⟨
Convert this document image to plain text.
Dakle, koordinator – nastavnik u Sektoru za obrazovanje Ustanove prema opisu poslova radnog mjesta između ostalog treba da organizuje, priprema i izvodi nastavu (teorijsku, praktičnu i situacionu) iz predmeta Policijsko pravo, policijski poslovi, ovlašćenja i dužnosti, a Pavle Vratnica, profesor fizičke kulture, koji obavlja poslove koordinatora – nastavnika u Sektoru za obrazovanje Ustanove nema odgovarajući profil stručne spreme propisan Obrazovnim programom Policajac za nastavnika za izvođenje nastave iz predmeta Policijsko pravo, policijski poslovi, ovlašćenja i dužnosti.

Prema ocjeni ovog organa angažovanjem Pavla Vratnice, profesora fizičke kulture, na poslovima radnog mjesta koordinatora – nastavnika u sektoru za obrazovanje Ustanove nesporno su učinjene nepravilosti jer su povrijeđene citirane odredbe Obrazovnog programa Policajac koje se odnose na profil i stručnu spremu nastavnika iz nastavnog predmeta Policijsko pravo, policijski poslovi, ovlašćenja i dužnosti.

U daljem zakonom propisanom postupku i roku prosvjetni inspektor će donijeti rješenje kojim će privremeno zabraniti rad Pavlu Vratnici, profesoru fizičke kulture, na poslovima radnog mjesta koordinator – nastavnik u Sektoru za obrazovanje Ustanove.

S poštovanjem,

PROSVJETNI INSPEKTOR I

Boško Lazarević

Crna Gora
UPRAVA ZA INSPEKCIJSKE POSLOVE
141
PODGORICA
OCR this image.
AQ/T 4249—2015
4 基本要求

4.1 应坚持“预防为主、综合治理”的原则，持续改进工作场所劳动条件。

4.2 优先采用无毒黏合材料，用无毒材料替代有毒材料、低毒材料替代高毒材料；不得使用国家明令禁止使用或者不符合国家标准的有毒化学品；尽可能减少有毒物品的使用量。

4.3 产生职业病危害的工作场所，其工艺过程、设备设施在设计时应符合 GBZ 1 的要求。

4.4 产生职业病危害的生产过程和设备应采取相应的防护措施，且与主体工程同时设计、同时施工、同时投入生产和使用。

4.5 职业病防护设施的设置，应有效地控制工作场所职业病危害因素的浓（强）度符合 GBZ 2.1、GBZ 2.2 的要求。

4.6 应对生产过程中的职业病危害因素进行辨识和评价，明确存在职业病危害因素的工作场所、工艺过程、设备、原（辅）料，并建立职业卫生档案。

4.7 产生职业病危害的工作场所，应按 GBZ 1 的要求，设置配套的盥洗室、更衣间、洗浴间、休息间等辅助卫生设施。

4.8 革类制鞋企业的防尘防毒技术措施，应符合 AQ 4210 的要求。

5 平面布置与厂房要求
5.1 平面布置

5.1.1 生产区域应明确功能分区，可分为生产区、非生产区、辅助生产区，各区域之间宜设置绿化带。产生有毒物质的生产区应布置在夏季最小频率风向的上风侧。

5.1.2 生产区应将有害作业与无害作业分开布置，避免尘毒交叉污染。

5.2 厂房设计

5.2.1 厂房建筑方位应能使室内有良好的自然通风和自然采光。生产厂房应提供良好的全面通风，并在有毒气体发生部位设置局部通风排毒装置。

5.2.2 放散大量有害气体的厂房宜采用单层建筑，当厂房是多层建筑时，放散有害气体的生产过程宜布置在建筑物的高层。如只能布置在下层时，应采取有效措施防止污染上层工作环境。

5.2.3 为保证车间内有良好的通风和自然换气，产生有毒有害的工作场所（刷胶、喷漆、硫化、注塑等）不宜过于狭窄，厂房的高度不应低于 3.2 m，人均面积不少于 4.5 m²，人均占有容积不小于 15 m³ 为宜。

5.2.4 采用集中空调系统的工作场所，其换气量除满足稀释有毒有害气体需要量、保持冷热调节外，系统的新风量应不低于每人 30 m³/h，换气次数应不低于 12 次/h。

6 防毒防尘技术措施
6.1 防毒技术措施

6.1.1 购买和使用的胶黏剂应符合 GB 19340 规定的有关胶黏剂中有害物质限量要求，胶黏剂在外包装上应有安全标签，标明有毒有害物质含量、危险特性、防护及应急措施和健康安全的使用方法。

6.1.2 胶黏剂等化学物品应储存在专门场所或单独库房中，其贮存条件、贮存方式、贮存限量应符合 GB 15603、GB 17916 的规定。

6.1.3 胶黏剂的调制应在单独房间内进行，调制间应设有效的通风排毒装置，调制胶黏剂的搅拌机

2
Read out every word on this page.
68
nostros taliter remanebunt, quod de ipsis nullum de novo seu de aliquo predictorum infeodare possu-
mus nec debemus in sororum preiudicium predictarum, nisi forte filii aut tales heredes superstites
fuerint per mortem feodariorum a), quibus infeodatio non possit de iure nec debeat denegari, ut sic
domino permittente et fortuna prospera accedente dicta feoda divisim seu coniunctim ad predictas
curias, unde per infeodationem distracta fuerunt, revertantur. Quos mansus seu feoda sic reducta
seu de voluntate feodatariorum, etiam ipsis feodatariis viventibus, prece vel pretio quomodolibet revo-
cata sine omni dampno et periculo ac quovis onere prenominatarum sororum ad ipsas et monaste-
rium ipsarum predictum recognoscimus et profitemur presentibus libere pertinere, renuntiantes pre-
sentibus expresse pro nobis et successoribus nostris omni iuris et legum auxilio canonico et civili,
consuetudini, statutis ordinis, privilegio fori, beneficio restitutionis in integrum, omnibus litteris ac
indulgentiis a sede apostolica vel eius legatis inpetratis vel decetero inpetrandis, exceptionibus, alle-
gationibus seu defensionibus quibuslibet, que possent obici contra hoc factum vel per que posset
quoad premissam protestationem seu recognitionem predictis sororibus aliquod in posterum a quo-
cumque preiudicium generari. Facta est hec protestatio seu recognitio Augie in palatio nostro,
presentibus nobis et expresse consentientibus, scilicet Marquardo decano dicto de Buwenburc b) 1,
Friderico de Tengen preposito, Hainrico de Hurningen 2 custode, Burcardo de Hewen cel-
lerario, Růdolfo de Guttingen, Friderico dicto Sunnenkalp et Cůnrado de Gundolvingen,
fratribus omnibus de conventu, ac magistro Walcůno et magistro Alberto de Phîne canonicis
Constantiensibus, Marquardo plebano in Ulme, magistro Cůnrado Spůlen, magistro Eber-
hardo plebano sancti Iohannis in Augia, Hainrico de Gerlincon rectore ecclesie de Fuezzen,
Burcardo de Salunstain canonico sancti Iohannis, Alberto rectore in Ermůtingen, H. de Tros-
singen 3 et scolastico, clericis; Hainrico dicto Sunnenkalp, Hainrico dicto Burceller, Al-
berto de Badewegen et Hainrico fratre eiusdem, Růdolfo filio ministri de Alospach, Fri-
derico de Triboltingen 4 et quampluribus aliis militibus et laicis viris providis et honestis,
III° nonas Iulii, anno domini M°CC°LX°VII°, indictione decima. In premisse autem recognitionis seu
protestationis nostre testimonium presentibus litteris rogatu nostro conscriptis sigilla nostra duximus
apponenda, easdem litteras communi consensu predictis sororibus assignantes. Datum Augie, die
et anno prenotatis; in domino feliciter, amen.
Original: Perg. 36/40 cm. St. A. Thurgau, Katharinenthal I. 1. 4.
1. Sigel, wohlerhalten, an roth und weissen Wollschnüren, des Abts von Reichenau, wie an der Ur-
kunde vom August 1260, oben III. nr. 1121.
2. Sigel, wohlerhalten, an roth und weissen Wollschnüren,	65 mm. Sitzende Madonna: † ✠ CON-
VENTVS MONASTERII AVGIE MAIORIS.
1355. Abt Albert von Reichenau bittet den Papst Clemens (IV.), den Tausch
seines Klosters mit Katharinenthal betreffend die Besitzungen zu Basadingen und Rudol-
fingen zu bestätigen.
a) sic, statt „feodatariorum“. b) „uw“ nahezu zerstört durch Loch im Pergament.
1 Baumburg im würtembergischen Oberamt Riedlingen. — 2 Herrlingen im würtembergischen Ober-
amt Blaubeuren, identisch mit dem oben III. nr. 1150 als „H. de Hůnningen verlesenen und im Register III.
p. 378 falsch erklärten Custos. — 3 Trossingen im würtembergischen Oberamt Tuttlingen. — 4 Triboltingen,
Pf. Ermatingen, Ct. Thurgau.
⟩
> TASK TO CARRY OUT
Keep only the lines that hold the string "Burcardo", and copy them out.

> ANSWER TO THE PROBLEM
Friderico de Tengen preposito, Hainrico de Hurningen 2 custode, Burcardo de Hewen cel-
Burcardo de Salunstain canonico sancti Iohannis, Alberto rectore in Ermůtingen, H. de Tros-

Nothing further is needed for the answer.